» What to produce
Would you quote the material below in full and unchanged?

» Material

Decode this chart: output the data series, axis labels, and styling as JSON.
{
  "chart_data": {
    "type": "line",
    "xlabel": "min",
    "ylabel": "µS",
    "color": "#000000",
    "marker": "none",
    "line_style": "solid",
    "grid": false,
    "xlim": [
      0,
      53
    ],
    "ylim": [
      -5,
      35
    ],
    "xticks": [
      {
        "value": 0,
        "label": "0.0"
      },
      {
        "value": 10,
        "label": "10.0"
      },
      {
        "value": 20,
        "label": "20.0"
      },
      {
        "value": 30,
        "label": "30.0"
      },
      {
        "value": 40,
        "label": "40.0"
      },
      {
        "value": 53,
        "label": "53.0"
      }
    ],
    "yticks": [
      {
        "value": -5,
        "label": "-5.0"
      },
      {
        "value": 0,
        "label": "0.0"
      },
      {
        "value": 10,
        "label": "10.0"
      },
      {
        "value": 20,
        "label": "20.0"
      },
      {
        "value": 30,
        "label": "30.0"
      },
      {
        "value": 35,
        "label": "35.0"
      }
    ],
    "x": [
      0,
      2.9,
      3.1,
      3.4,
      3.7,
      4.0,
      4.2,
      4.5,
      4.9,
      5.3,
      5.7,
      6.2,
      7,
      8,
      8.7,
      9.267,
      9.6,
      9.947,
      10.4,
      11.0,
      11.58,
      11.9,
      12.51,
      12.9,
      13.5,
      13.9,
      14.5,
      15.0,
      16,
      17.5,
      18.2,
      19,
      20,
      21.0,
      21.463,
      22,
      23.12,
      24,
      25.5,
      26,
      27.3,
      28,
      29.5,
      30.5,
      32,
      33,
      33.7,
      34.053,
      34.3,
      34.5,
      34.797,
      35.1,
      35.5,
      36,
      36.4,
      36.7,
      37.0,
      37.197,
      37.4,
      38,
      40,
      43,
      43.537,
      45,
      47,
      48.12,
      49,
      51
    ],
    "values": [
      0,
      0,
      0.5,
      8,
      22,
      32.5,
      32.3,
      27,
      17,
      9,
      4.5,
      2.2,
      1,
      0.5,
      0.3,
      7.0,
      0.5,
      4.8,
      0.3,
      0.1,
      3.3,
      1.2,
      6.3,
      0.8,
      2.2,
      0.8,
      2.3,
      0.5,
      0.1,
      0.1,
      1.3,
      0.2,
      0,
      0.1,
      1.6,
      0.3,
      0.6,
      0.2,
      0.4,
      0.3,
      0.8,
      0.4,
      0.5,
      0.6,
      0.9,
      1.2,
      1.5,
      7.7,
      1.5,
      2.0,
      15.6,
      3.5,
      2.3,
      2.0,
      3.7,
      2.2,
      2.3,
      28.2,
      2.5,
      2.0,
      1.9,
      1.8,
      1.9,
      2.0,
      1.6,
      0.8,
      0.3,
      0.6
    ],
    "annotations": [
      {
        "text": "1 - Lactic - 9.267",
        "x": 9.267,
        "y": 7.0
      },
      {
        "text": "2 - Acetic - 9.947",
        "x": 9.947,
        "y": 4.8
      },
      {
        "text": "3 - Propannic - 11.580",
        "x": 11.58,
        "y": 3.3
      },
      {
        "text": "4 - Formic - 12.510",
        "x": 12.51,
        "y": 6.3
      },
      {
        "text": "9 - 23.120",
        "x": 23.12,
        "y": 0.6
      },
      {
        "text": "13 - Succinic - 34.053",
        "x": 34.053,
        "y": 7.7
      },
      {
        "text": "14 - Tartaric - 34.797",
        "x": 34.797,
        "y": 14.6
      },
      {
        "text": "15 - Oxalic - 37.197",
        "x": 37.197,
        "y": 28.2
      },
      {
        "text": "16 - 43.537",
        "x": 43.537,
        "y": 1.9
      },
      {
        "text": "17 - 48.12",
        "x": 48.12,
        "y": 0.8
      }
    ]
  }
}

» Result of this task
Decode this chart: output the data series, axis labels, and styling as JSON.
{
  "chart_data": {
    "type": "line",
    "xlabel": "min",
    "ylabel": "µS",
    "color": "#000000",
    "marker": "none",
    "line_style": "solid",
    "grid": false,
    "xlim": [
      0,
      53
    ],
    "ylim": [
      -5,
      35
    ],
    "xticks": [
      {
        "value": 0,
        "label": "0.0"
      },
      {
        "value": 10,
        "label": "10.0"
      },
      {
        "value": 20,
        "label": "20.0"
      },
      {
        "value": 30,
        "label": "30.0"
      },
      {
        "value": 40,
        "label": "40.0"
      },
      {
        "value": 53,
        "label": "53.0"
      }
    ],
    "yticks": [
      {
        "value": -5,
        "label": "-5.0"
      },
      {
        "value": 0,
        "label": "0.0"
      },
      {
        "value": 10,
        "label": "10.0"
      },
      {
        "value": 20,
        "label": "20.0"
      },
      {
        "value": 30,
        "label": "30.0"
      },
      {
        "value": 35,
        "label": "35.0"
      }
    ],
    "x": [
      0,
      2.9,
      3.1,
      3.4,
      3.7,
      4.0,
      4.2,
      4.5,
      4.9,
      5.3,
      5.7,
      6.2,
      7,
      8,
      8.7,
      9.267,
      9.6,
      9.947,
      10.4,
      11.0,
      11.58,
      11.9,
      12.51,
      12.9,
      13.5,
      13.9,
      14.5,
      15.0,
      16,
      17.5,
      18.2,
      19,
      20,
      21.0,
      21.463,
      22,
      23.12,
      24,
      25.5,
      26,
      27.3,
      28,
      29.5,
      30.5,
      32,
      33,
      33.7,
      34.053,
      34.3,
      34.5,
      34.797,
      35.1,
      35.5,
      36,
      36.4,
      36.7,
      37.0,
      37.197,
      37.4,
      38,
      40,
      43,
      43.537,
      45,
      47,
      48.12,
      49,
      51
    ],
    "values": [
      0,
      0,
      0.5,
      8,
      22,
      32.5,
      32.3,
      27,
      17,
      9,
      4.5,
      2.2,
      1,
      0.5,
      0.3,
      7.0,
      0.5,
      4.8,
      0.3,
      0.1,
      3.3,
      1.2,
      6.3,
      0.8,
      2.2,
      0.8,
      2.3,
      0.5,
      0.1,
      0.1,
      1.3,
      0.2,
      0,
      0.1,
      1.6,
      0.3,
      0.6,
      0.2,
      0.4,
      0.3,
      0.8,
      0.4,
      0.5,
      0.6,
      0.9,
      1.2,
      1.5,
      7.7,
      1.5,
      2.0,
      15.6,
      3.5,
      2.3,
      2.0,
      3.7,
      2.2,
      2.3,
      28.2,
      2.5,
      2.0,
      1.9,
      1.8,
      1.9,
      2.0,
      1.6,
      0.8,
      0.3,
      0.6
    ],
    "annotations": [
      {
        "text": "1 - Lactic - 9.267",
        "x": 9.267,
        "y": 7.0
      },
      {
        "text": "2 - Acetic - 9.947",
        "x": 9.947,
        "y": 4.8
      },
      {
        "text": "3 - Propannic - 11.580",
        "x": 11.58,
        "y": 3.3
      },
      {
        "text": "4 - Formic - 12.510",
        "x": 12.51,
        "y": 6.3
      },
      {
        "text": "9 - 23.120",
        "x": 23.12,
        "y": 0.6
      },
      {
        "text": "13 - Succinic - 34.053",
        "x": 34.053,
        "y": 7.7
      },
      {
        "text": "14 - Tartaric - 34.797",
        "x": 34.797,
        "y": 14.6
      },
      {
        "text": "15 - Oxalic - 37.197",
        "x": 37.197,
        "y": 28.2
      },
      {
        "text": "16 - 43.537",
        "x": 43.537,
        "y": 1.9
      },
      {
        "text": "17 - 48.12",
        "x": 48.12,
        "y": 0.8
      }
    ]
  }
}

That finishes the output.